Once the pictures are set aside, transcribe the remaining data exactly.

=== Exercise data ===

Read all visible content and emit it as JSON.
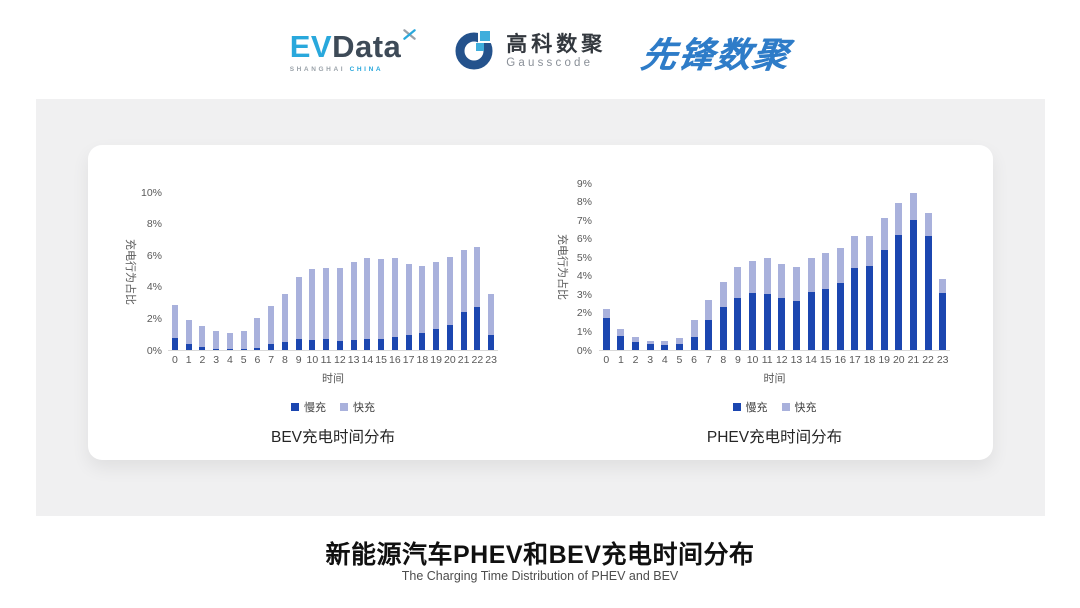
{
  "header": {
    "evdata_logo": {
      "ev": "EV",
      "data": "Data",
      "tagline_left": "SHANGHAI",
      "tagline_right": "CHINA"
    },
    "gausscode_logo": {
      "name_cn": "高科数聚",
      "name_en": "Gausscode"
    },
    "pioneer_logo": {
      "text": "先锋数聚"
    }
  },
  "colors": {
    "slow_charge": "#1b46b0",
    "fast_charge": "#a9b1dc",
    "evdata_cyan": "#29a8dc",
    "evdata_dark": "#3d4a57",
    "gausscode_navy": "#24528c",
    "gausscode_cyan": "#3faedc",
    "pioneer_blue": "#2e7cc8",
    "axis_text": "#595959"
  },
  "chart_data": [
    {
      "type": "bar",
      "stacked": true,
      "title": "BEV充电时间分布",
      "x_label": "时间",
      "y_label": "充电行为占比",
      "legend_position": "bottom",
      "grid": false,
      "categories": [
        0,
        1,
        2,
        3,
        4,
        5,
        6,
        7,
        8,
        9,
        10,
        11,
        12,
        13,
        14,
        15,
        16,
        17,
        18,
        19,
        20,
        21,
        22,
        23
      ],
      "y_axis": {
        "min": 0,
        "max": 10,
        "ticks": [
          0,
          2,
          4,
          6,
          8,
          10
        ],
        "suffix": "%"
      },
      "series": [
        {
          "name": "慢充",
          "color": "#1b46b0",
          "values": [
            0.75,
            0.35,
            0.17,
            0.08,
            0.06,
            0.08,
            0.15,
            0.35,
            0.5,
            0.7,
            0.65,
            0.7,
            0.6,
            0.65,
            0.7,
            0.7,
            0.8,
            0.95,
            1.1,
            1.3,
            1.6,
            2.4,
            2.75,
            0.95
          ]
        },
        {
          "name": "快充",
          "color": "#a9b1dc",
          "values": [
            2.1,
            1.55,
            1.33,
            1.1,
            1.0,
            1.1,
            1.85,
            2.45,
            3.05,
            3.9,
            4.5,
            4.5,
            4.6,
            4.95,
            5.1,
            5.05,
            5.0,
            4.5,
            4.2,
            4.25,
            4.3,
            3.9,
            3.75,
            2.6
          ]
        }
      ]
    },
    {
      "type": "bar",
      "stacked": true,
      "title": "PHEV充电时间分布",
      "x_label": "时间",
      "y_label": "充电行为占比",
      "legend_position": "bottom",
      "grid": false,
      "categories": [
        0,
        1,
        2,
        3,
        4,
        5,
        6,
        7,
        8,
        9,
        10,
        11,
        12,
        13,
        14,
        15,
        16,
        17,
        18,
        19,
        20,
        21,
        22,
        23
      ],
      "y_axis": {
        "min": 0,
        "max": 9,
        "ticks": [
          0,
          1,
          2,
          3,
          4,
          5,
          6,
          7,
          8,
          9
        ],
        "suffix": "%"
      },
      "series": [
        {
          "name": "慢充",
          "color": "#1b46b0",
          "values": [
            1.75,
            0.75,
            0.45,
            0.3,
            0.27,
            0.3,
            0.7,
            1.6,
            2.3,
            2.8,
            3.05,
            3.0,
            2.8,
            2.65,
            3.1,
            3.3,
            3.6,
            4.4,
            4.55,
            5.4,
            6.2,
            7.0,
            6.15,
            3.05
          ]
        },
        {
          "name": "快充",
          "color": "#a9b1dc",
          "values": [
            0.45,
            0.4,
            0.25,
            0.2,
            0.22,
            0.35,
            0.9,
            1.1,
            1.35,
            1.7,
            1.75,
            1.95,
            1.85,
            1.85,
            1.85,
            1.95,
            1.9,
            1.75,
            1.6,
            1.7,
            1.75,
            1.45,
            1.25,
            0.8
          ]
        }
      ]
    }
  ],
  "footer": {
    "title": "新能源汽车PHEV和BEV充电时间分布",
    "subtitle": "The Charging Time Distribution of PHEV and BEV"
  }
}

===

# Solution to the problem
Read all visible content and emit it as JSON.
{
  "header": {
    "evdata_logo": {
      "ev": "EV",
      "data": "Data",
      "tagline_left": "SHANGHAI",
      "tagline_right": "CHINA"
    },
    "gausscode_logo": {
      "name_cn": "高科数聚",
      "name_en": "Gausscode"
    },
    "pioneer_logo": {
      "text": "先锋数聚"
    }
  },
  "colors": {
    "slow_charge": "#1b46b0",
    "fast_charge": "#a9b1dc",
    "evdata_cyan": "#29a8dc",
    "evdata_dark": "#3d4a57",
    "gausscode_navy": "#24528c",
    "gausscode_cyan": "#3faedc",
    "pioneer_blue": "#2e7cc8",
    "axis_text": "#595959"
  },
  "chart_data": [
    {
      "type": "bar",
      "stacked": true,
      "title": "BEV充电时间分布",
      "x_label": "时间",
      "y_label": "充电行为占比",
      "legend_position": "bottom",
      "grid": false,
      "categories": [
        0,
        1,
        2,
        3,
        4,
        5,
        6,
        7,
        8,
        9,
        10,
        11,
        12,
        13,
        14,
        15,
        16,
        17,
        18,
        19,
        20,
        21,
        22,
        23
      ],
      "y_axis": {
        "min": 0,
        "max": 10,
        "ticks": [
          0,
          2,
          4,
          6,
          8,
          10
        ],
        "suffix": "%"
      },
      "series": [
        {
          "name": "慢充",
          "color": "#1b46b0",
          "values": [
            0.75,
            0.35,
            0.17,
            0.08,
            0.06,
            0.08,
            0.15,
            0.35,
            0.5,
            0.7,
            0.65,
            0.7,
            0.6,
            0.65,
            0.7,
            0.7,
            0.8,
            0.95,
            1.1,
            1.3,
            1.6,
            2.4,
            2.75,
            0.95
          ]
        },
        {
          "name": "快充",
          "color": "#a9b1dc",
          "values": [
            2.1,
            1.55,
            1.33,
            1.1,
            1.0,
            1.1,
            1.85,
            2.45,
            3.05,
            3.9,
            4.5,
            4.5,
            4.6,
            4.95,
            5.1,
            5.05,
            5.0,
            4.5,
            4.2,
            4.25,
            4.3,
            3.9,
            3.75,
            2.6
          ]
        }
      ]
    },
    {
      "type": "bar",
      "stacked": true,
      "title": "PHEV充电时间分布",
      "x_label": "时间",
      "y_label": "充电行为占比",
      "legend_position": "bottom",
      "grid": false,
      "categories": [
        0,
        1,
        2,
        3,
        4,
        5,
        6,
        7,
        8,
        9,
        10,
        11,
        12,
        13,
        14,
        15,
        16,
        17,
        18,
        19,
        20,
        21,
        22,
        23
      ],
      "y_axis": {
        "min": 0,
        "max": 9,
        "ticks": [
          0,
          1,
          2,
          3,
          4,
          5,
          6,
          7,
          8,
          9
        ],
        "suffix": "%"
      },
      "series": [
        {
          "name": "慢充",
          "color": "#1b46b0",
          "values": [
            1.75,
            0.75,
            0.45,
            0.3,
            0.27,
            0.3,
            0.7,
            1.6,
            2.3,
            2.8,
            3.05,
            3.0,
            2.8,
            2.65,
            3.1,
            3.3,
            3.6,
            4.4,
            4.55,
            5.4,
            6.2,
            7.0,
            6.15,
            3.05
          ]
        },
        {
          "name": "快充",
          "color": "#a9b1dc",
          "values": [
            0.45,
            0.4,
            0.25,
            0.2,
            0.22,
            0.35,
            0.9,
            1.1,
            1.35,
            1.7,
            1.75,
            1.95,
            1.85,
            1.85,
            1.85,
            1.95,
            1.9,
            1.75,
            1.6,
            1.7,
            1.75,
            1.45,
            1.25,
            0.8
          ]
        }
      ]
    }
  ],
  "footer": {
    "title": "新能源汽车PHEV和BEV充电时间分布",
    "subtitle": "The Charging Time Distribution of PHEV and BEV"
  }
}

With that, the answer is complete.